### Jeu de données

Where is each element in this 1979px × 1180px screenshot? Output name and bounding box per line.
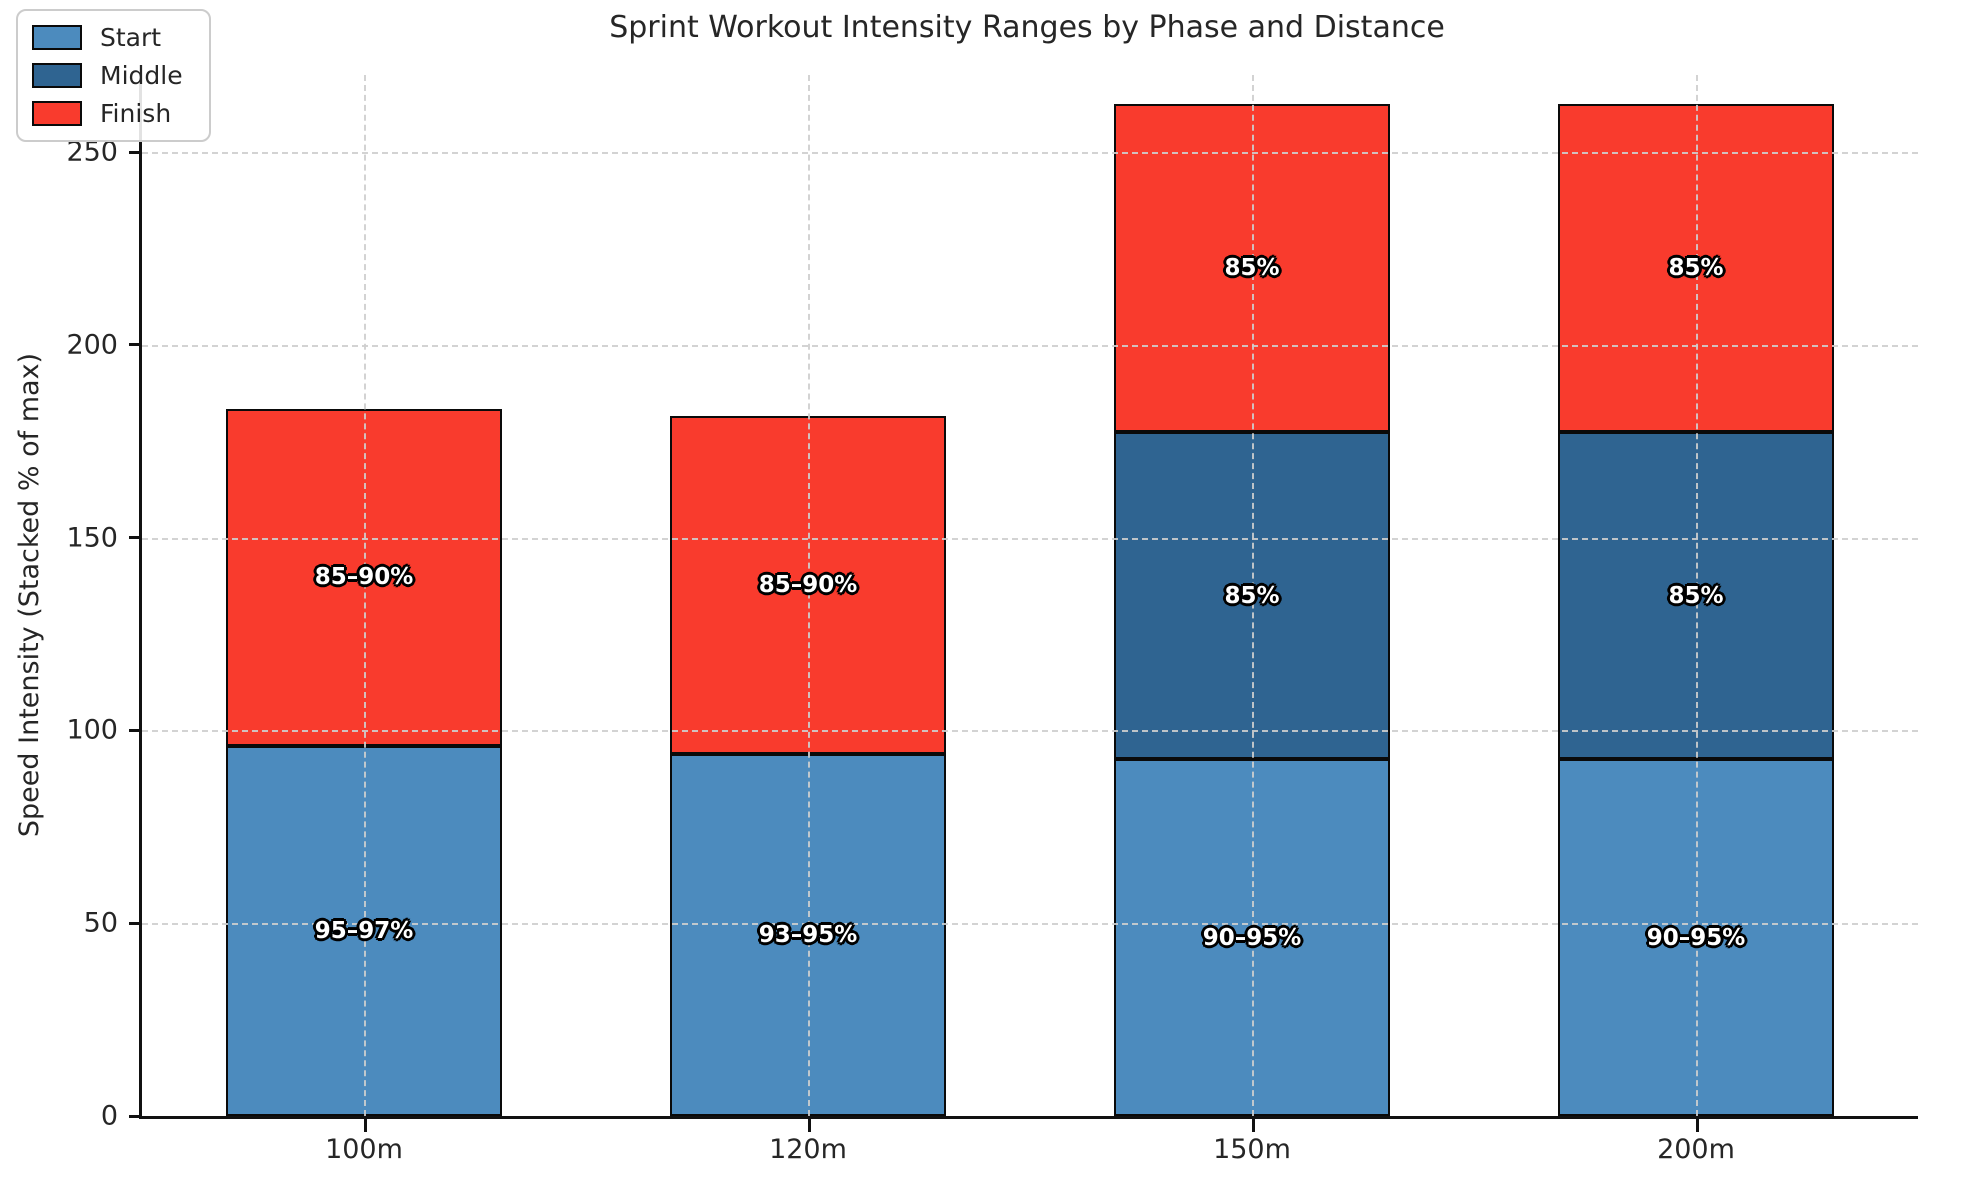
* * *
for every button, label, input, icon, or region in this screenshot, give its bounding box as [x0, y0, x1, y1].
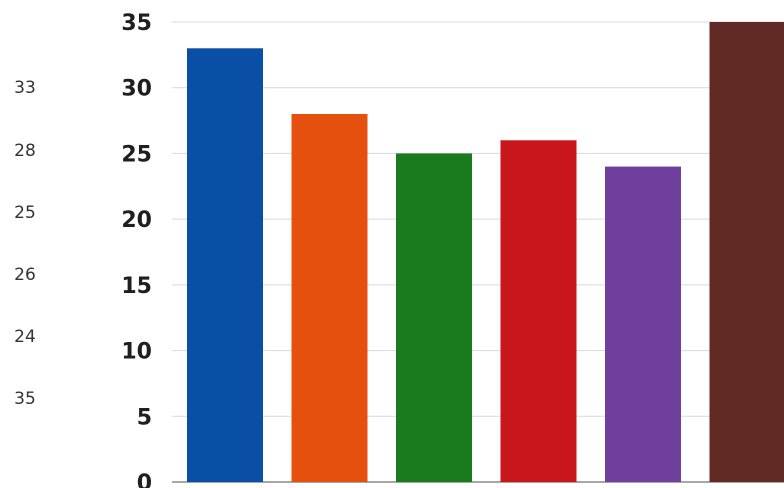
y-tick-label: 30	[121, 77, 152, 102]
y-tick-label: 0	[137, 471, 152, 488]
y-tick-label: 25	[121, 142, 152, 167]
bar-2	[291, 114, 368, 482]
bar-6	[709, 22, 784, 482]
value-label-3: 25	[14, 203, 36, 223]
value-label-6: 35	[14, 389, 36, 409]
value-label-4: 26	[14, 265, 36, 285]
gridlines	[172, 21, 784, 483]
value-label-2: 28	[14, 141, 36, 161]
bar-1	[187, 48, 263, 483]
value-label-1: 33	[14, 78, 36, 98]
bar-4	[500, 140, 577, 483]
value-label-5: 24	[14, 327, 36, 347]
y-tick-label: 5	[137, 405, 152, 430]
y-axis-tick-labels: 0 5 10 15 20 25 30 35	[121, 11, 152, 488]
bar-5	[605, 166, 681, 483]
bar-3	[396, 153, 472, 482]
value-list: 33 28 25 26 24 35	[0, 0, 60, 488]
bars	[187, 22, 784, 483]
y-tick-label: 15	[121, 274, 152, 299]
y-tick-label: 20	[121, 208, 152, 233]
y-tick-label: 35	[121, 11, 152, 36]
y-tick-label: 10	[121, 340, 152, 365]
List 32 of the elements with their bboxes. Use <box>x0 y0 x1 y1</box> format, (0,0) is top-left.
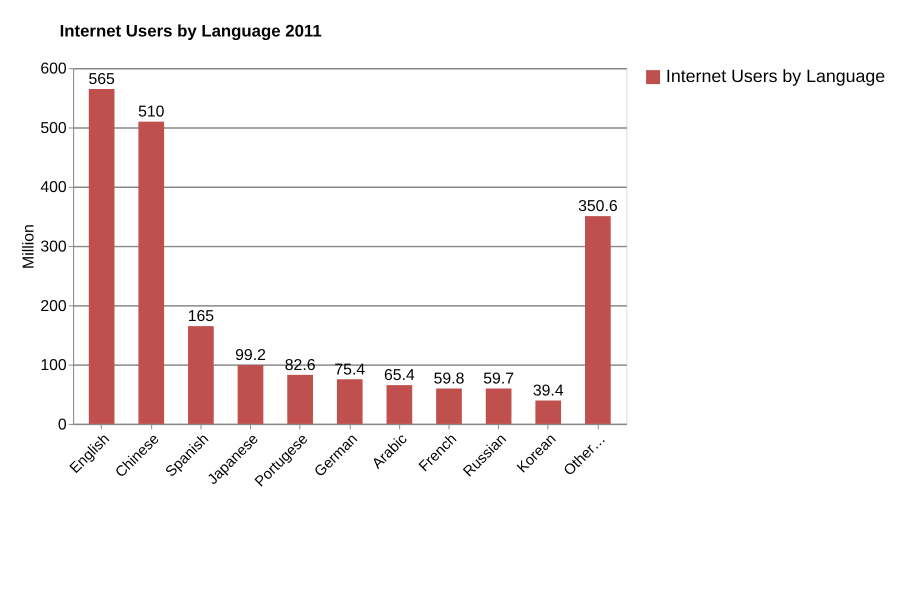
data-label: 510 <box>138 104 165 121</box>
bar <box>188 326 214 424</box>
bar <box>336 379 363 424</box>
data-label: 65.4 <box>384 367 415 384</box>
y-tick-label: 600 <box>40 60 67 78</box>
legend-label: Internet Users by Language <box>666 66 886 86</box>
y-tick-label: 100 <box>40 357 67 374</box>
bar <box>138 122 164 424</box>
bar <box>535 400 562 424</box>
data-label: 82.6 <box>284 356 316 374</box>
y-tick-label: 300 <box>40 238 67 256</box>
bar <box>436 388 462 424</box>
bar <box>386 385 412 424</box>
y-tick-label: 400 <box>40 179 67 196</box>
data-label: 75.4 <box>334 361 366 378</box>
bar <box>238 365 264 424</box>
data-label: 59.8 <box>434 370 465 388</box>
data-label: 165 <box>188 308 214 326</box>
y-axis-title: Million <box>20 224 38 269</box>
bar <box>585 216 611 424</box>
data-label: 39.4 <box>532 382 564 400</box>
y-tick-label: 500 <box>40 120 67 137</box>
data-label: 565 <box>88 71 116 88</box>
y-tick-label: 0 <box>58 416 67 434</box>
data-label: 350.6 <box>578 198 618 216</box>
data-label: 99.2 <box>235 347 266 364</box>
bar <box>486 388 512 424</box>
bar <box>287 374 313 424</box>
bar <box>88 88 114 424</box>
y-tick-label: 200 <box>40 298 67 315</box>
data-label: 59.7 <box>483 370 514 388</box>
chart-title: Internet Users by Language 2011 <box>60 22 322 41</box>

### Consigne
Recopiez les lignes situées entre celle qui contient « for every button, label, input, icon, or » et celle qui contient « 340, 152, 365] », ces deux lignes comprises, en remplaçant « gridlines » par « grid » sans rien modifier d'autre. Laissez les images de côté dans votre réponse.

### Résultat ci-dessous
for every button, label, input, icon, or region in this screenshot, give its bounding box as [x0, y0, x1, y1].
y-tick-label: 30	[121, 77, 152, 102]
y-tick-label: 0	[137, 471, 152, 488]
y-tick-label: 25	[121, 142, 152, 167]
bar-2	[291, 114, 368, 482]
bar-6	[709, 22, 784, 482]
value-label-3: 25	[14, 203, 36, 223]
value-label-6: 35	[14, 389, 36, 409]
value-label-4: 26	[14, 265, 36, 285]
grid	[172, 21, 784, 483]
value-label-2: 28	[14, 141, 36, 161]
bar-1	[187, 48, 263, 483]
value-label-1: 33	[14, 78, 36, 98]
bar-4	[500, 140, 577, 483]
value-label-5: 24	[14, 327, 36, 347]
y-tick-label: 5	[137, 405, 152, 430]
y-axis-tick-labels: 0 5 10 15 20 25 30 35	[121, 11, 152, 488]
bar-5	[605, 166, 681, 483]
bar-3	[396, 153, 472, 482]
value-list: 33 28 25 26 24 35	[0, 0, 60, 488]
bars	[187, 22, 784, 483]
y-tick-label: 15	[121, 274, 152, 299]
y-tick-label: 20	[121, 208, 152, 233]
y-tick-label: 35	[121, 11, 152, 36]
y-tick-label: 10	[121, 340, 152, 365]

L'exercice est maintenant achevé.